### GIVEN DATA

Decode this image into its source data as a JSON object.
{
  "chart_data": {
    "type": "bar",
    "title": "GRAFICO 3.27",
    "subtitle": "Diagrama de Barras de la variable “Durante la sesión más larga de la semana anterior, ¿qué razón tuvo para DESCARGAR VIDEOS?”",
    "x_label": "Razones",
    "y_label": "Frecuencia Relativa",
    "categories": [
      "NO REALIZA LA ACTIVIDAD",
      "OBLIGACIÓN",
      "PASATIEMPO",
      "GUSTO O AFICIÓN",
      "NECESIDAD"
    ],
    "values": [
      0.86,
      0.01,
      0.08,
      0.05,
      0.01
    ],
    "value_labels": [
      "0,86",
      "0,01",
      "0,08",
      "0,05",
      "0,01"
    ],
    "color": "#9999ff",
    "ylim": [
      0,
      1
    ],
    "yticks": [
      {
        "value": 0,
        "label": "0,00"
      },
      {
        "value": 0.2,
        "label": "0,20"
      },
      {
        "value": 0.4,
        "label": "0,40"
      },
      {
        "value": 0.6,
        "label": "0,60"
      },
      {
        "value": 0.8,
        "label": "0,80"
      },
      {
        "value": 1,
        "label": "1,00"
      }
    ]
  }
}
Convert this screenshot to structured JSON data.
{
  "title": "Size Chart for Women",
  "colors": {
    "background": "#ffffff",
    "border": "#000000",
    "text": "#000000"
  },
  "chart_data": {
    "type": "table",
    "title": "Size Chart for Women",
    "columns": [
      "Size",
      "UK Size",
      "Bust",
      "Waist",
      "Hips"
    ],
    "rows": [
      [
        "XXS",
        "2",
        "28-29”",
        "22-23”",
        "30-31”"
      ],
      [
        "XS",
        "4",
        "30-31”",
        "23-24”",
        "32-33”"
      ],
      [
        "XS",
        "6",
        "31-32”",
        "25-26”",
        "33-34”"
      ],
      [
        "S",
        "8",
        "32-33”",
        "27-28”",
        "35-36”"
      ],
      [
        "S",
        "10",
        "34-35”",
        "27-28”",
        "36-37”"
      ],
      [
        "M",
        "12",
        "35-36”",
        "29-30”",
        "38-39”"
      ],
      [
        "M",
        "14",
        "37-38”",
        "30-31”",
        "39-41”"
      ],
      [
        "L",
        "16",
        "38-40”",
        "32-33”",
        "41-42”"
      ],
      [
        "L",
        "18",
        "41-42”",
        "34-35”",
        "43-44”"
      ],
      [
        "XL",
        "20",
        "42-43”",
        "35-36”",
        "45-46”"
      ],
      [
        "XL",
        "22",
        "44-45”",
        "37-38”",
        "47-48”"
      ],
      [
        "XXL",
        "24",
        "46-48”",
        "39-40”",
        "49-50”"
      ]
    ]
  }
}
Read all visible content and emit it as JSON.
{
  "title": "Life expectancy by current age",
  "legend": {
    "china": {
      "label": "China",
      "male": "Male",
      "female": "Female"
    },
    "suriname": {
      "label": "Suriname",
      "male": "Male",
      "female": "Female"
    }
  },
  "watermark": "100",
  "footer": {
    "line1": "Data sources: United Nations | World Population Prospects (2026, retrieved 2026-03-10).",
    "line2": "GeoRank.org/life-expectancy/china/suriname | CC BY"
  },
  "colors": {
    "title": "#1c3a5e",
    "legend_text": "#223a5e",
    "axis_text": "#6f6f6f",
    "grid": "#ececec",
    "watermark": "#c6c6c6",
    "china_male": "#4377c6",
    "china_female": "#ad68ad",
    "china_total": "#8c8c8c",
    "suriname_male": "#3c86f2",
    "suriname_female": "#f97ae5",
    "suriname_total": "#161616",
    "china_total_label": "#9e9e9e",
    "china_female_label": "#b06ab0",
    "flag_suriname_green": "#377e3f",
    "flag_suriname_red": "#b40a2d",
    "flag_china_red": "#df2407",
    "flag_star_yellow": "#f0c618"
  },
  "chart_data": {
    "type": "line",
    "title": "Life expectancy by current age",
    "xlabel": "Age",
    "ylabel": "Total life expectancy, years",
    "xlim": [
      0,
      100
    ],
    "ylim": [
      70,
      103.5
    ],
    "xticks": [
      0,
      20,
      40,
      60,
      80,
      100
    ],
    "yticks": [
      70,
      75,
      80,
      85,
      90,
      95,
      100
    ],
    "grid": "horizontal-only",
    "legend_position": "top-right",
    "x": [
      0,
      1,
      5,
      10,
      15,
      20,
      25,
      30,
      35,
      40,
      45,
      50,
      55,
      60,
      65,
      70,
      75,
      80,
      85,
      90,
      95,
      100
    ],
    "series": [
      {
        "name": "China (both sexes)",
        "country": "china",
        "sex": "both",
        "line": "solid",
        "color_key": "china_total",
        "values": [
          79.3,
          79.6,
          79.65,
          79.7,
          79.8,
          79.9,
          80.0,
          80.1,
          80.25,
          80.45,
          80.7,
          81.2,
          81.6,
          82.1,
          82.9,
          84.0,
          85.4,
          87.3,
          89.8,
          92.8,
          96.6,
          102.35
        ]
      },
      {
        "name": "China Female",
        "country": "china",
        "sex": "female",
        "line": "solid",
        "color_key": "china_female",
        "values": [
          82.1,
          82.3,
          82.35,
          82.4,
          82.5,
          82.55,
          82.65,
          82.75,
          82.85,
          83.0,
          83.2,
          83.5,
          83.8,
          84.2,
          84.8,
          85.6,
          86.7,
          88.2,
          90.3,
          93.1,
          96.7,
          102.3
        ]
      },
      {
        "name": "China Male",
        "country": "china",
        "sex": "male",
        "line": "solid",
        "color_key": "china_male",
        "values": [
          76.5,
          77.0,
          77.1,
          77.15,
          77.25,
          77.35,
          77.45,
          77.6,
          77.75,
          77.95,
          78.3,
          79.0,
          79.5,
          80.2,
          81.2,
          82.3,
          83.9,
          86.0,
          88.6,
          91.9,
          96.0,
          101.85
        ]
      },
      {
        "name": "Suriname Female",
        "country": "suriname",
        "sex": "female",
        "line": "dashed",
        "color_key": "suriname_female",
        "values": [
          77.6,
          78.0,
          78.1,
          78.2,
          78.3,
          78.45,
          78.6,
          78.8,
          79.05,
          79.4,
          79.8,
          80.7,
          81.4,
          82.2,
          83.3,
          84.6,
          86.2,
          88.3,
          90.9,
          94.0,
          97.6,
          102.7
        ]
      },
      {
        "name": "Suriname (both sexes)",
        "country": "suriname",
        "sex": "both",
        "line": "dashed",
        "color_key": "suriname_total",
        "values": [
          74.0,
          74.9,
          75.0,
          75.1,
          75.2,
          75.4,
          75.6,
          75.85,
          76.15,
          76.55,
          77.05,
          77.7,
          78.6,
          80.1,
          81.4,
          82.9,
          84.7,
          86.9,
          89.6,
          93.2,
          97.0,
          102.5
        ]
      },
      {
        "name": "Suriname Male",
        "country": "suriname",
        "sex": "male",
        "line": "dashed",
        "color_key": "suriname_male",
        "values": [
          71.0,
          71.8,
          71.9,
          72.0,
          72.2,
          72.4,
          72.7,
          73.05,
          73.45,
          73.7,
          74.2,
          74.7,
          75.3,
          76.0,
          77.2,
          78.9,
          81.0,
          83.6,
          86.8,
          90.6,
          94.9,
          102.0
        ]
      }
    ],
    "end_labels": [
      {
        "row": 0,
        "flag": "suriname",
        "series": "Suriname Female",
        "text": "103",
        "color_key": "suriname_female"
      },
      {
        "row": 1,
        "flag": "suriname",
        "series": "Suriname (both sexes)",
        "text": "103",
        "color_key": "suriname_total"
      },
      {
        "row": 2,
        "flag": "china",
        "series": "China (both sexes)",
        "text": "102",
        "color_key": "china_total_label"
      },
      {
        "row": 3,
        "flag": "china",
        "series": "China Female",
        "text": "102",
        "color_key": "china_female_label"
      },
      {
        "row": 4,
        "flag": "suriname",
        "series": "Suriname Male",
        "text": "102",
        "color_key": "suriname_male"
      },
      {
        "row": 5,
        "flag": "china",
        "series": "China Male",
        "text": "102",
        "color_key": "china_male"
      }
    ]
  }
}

######

== SHORT PROBLEM ==
Make a copy of each line that contains the string "Size".

== FINAL ANSWER ==
  "title": "Size Chart for Women",
    "title": "Size Chart for Women",
      "Size",
      "UK Size",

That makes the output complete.